What you should do: Read the records below and copy each line that contains "kháng".

# Start of Record list

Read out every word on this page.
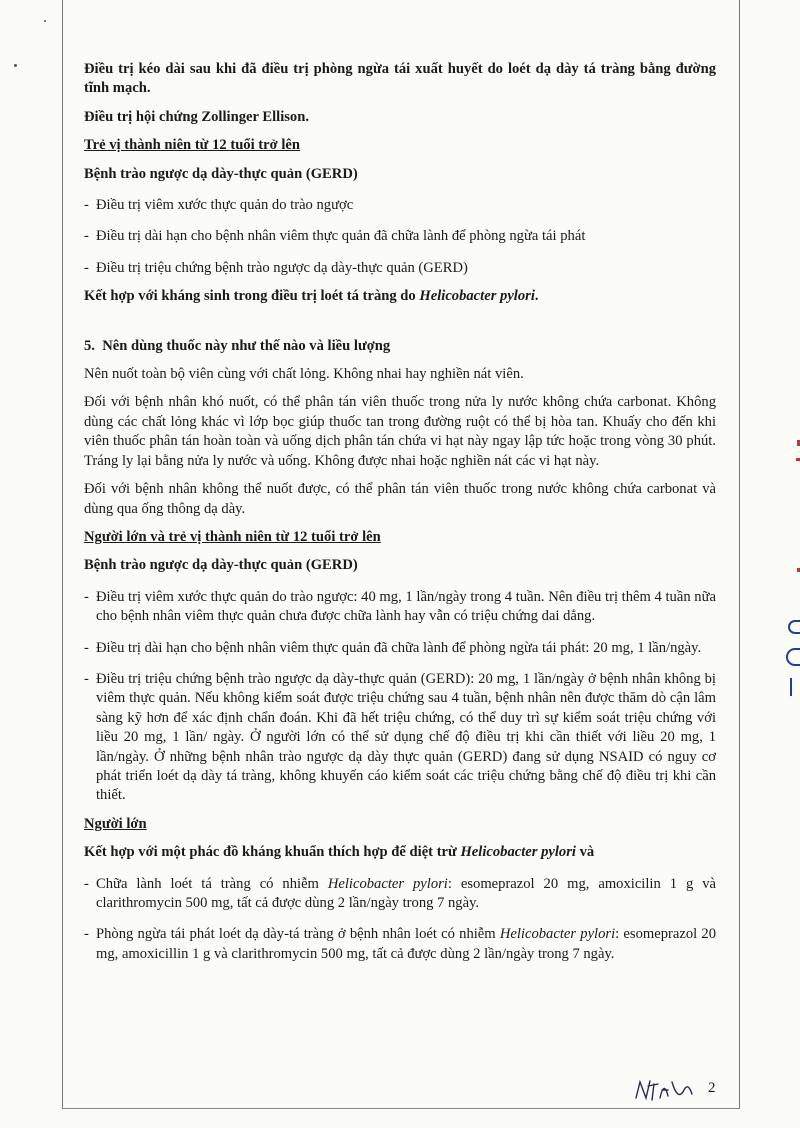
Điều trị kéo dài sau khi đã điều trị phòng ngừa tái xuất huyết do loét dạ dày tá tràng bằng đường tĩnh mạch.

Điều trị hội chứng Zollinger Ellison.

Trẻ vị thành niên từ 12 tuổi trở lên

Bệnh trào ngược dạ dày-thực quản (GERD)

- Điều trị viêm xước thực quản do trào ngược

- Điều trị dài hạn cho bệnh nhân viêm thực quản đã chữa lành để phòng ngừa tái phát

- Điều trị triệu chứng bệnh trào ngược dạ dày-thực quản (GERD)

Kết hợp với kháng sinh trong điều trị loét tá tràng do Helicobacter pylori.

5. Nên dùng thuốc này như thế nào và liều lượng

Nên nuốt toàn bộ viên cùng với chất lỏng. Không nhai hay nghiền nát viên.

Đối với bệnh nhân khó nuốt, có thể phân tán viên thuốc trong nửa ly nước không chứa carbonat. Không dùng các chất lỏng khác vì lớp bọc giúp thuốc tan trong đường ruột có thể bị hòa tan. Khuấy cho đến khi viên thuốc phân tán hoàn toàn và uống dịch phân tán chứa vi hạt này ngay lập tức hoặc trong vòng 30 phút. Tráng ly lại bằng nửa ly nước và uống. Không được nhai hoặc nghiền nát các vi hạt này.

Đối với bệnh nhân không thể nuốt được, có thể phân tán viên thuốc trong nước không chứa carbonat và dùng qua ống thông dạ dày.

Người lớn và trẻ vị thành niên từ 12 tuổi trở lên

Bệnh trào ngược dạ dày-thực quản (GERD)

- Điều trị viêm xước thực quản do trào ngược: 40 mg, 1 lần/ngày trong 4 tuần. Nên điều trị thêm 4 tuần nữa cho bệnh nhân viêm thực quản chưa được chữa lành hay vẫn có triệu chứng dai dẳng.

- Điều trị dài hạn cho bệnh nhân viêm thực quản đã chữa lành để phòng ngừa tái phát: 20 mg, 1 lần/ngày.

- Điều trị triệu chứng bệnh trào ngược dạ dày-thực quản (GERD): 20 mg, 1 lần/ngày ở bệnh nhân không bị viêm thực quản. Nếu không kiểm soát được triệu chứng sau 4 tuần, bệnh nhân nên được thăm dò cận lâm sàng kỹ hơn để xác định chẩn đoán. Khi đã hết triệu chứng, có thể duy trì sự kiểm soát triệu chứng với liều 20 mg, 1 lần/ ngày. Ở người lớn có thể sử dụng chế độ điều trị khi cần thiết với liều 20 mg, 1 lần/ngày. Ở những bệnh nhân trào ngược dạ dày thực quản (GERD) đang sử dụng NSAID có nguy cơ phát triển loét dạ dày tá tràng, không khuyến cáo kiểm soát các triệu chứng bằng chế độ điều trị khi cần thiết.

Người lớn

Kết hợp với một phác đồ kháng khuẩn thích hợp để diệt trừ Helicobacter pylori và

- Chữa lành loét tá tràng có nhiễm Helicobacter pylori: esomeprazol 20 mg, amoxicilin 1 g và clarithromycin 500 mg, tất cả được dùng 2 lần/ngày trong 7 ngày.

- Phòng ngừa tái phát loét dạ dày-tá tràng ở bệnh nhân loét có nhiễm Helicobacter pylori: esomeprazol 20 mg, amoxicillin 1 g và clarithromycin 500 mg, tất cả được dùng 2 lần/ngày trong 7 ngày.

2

# End of Record list
# Start of Record list

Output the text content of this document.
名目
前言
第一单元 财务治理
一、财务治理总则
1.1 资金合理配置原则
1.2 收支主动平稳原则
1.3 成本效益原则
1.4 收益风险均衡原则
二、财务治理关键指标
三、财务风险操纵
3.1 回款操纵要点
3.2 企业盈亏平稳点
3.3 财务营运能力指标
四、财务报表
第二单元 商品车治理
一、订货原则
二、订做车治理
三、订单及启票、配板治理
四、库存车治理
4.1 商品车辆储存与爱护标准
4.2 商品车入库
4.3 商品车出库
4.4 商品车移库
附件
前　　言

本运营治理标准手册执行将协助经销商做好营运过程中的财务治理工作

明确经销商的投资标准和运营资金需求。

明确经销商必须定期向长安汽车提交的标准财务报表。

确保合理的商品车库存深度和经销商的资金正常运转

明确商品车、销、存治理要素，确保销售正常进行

# End of Record list
# Start of Record list

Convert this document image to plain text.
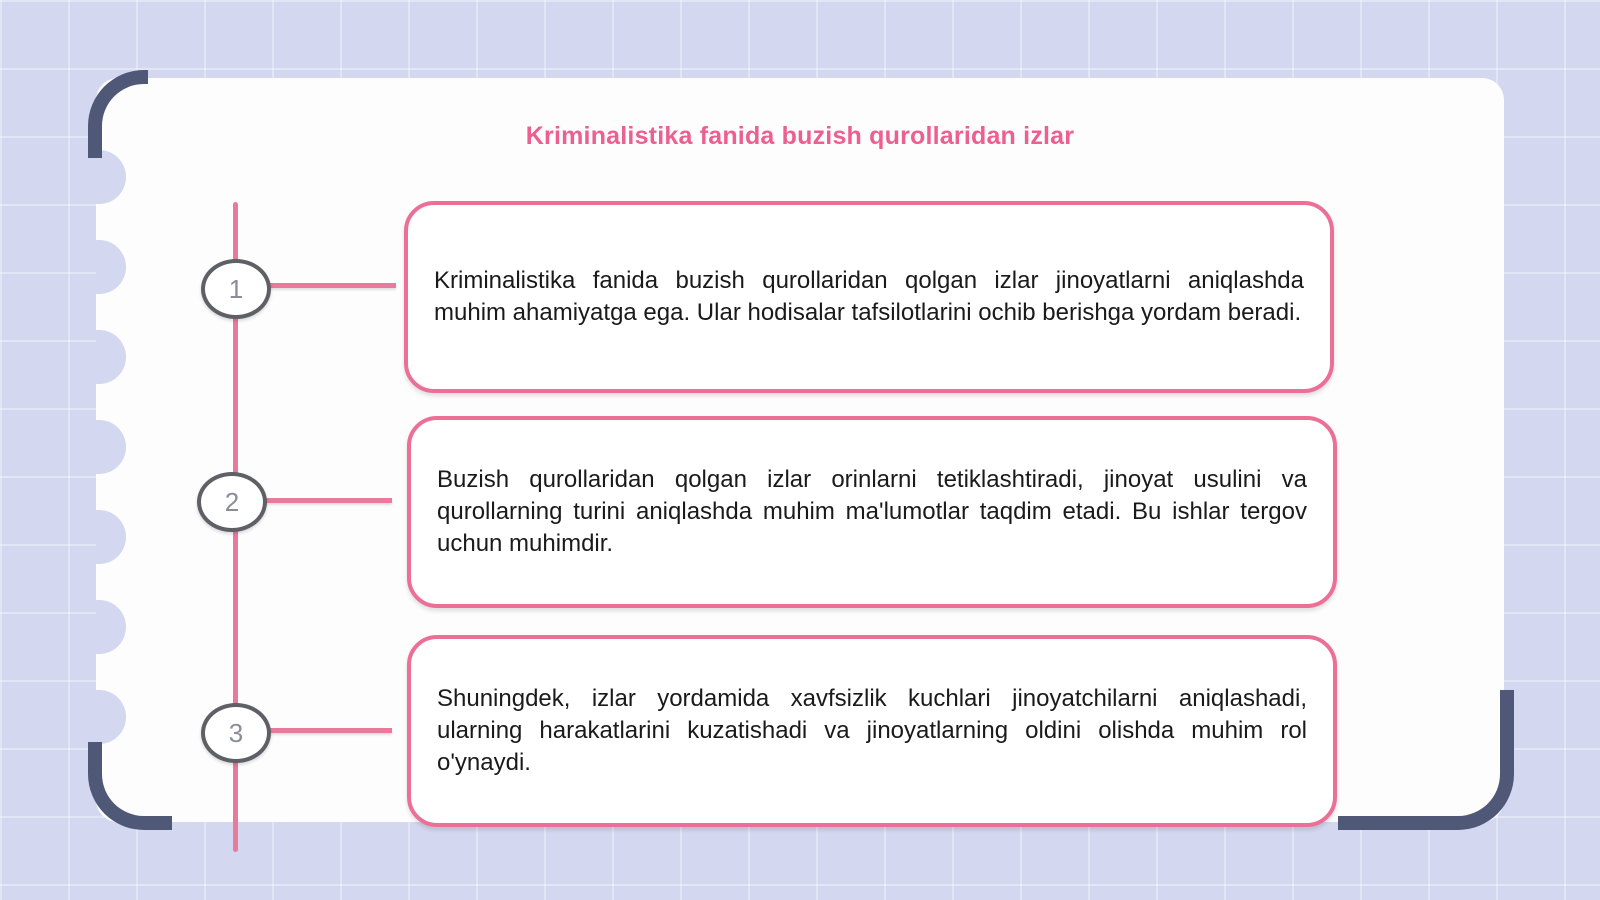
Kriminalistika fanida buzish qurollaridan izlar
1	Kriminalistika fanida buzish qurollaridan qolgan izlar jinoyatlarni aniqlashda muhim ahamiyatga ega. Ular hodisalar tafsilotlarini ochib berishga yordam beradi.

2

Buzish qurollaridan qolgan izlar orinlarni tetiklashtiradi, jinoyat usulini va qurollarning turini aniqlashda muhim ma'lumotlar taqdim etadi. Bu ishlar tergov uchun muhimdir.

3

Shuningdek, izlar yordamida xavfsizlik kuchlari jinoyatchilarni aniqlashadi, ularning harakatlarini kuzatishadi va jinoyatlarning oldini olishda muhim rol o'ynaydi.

# End of Record list

Correct response:
Kết hợp với kháng sinh trong điều trị loét tá tràng do Helicobacter pylori.
Kết hợp với một phác đồ kháng khuẩn thích hợp để diệt trừ Helicobacter pylori và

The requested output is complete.